[Data entries for graphics]

* start *

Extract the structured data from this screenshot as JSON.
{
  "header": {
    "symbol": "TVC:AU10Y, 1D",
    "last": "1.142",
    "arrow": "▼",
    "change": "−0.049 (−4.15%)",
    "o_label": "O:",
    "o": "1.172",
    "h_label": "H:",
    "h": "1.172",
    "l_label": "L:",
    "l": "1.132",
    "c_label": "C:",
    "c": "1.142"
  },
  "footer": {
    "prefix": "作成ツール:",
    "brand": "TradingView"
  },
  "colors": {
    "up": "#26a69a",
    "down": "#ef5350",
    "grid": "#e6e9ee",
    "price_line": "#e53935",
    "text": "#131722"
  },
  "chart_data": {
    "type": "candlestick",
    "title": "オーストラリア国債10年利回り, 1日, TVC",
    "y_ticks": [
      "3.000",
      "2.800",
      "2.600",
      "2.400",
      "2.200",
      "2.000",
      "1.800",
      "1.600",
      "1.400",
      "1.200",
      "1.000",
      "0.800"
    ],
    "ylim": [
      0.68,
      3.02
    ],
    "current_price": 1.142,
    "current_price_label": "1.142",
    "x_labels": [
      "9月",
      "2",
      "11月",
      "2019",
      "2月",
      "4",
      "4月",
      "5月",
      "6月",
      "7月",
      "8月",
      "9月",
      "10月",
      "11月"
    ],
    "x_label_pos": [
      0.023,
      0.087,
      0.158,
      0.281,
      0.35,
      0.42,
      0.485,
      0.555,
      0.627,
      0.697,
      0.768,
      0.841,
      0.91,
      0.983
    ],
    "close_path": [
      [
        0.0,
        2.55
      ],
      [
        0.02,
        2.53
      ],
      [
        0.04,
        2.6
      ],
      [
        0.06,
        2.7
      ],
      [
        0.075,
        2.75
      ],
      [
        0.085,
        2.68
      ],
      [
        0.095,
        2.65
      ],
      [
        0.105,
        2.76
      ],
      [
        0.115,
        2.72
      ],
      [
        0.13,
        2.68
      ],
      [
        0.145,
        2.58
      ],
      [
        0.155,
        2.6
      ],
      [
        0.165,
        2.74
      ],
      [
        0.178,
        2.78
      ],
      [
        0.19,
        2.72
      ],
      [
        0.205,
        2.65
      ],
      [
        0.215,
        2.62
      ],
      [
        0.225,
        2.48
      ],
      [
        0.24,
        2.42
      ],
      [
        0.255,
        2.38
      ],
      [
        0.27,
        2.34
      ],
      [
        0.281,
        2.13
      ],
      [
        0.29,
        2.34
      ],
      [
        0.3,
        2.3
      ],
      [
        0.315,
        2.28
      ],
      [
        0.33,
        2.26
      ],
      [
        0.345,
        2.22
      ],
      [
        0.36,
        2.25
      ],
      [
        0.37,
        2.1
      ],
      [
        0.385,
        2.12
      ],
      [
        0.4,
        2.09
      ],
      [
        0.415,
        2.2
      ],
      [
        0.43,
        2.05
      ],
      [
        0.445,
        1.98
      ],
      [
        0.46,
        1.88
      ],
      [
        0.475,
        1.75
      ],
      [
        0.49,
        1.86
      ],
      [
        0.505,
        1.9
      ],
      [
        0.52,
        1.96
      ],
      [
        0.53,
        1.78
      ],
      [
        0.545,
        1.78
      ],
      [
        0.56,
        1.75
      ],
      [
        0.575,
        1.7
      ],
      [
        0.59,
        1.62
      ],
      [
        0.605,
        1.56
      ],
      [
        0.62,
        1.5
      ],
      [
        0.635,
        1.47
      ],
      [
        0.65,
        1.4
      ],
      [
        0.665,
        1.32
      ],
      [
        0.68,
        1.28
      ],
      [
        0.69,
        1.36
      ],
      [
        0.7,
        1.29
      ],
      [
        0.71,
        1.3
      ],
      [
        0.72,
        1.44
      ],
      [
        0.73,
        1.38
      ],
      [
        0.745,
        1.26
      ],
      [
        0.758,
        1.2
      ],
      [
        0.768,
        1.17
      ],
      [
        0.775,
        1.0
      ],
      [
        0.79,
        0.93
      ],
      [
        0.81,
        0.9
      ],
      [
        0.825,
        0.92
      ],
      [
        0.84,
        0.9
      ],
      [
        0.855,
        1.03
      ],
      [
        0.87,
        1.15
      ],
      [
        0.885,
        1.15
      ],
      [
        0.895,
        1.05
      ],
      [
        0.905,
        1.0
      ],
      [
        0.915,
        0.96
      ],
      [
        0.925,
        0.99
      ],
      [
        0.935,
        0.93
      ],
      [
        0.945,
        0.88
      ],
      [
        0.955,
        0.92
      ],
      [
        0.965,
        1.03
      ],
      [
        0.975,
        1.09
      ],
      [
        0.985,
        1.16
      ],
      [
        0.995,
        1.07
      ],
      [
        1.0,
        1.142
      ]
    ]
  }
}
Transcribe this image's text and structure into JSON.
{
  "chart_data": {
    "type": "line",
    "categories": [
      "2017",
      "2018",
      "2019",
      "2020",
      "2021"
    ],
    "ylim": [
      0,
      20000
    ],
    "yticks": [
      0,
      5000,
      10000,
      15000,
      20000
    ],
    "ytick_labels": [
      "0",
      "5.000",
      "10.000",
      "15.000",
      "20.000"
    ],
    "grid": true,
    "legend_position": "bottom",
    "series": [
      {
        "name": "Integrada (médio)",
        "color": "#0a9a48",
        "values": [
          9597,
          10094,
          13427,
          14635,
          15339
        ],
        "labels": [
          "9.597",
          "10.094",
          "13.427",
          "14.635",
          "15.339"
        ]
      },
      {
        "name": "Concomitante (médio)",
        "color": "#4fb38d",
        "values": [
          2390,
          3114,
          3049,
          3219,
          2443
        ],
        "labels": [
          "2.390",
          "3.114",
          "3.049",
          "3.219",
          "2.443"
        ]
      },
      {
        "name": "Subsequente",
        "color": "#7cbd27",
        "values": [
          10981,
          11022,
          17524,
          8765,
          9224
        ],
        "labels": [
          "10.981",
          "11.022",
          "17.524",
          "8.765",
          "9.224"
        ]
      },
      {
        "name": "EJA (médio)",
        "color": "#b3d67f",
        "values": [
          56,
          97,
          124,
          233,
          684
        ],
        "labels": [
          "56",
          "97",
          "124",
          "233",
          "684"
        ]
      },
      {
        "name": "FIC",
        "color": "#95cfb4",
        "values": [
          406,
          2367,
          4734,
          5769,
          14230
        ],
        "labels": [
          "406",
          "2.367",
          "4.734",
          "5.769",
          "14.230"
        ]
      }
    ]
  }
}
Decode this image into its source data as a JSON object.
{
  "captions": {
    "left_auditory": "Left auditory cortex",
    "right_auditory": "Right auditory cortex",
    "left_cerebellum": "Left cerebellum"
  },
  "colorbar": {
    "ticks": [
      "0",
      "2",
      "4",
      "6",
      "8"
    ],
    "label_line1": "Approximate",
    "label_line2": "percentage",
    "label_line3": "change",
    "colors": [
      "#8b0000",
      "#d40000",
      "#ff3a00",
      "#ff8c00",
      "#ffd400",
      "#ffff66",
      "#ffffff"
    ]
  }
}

* end *

| Required task |
Extract every line from the records above that contains the word "into".

| The answer |
Transcribe this image's text and structure into JSON.
Decode this image into its source data as a JSON object.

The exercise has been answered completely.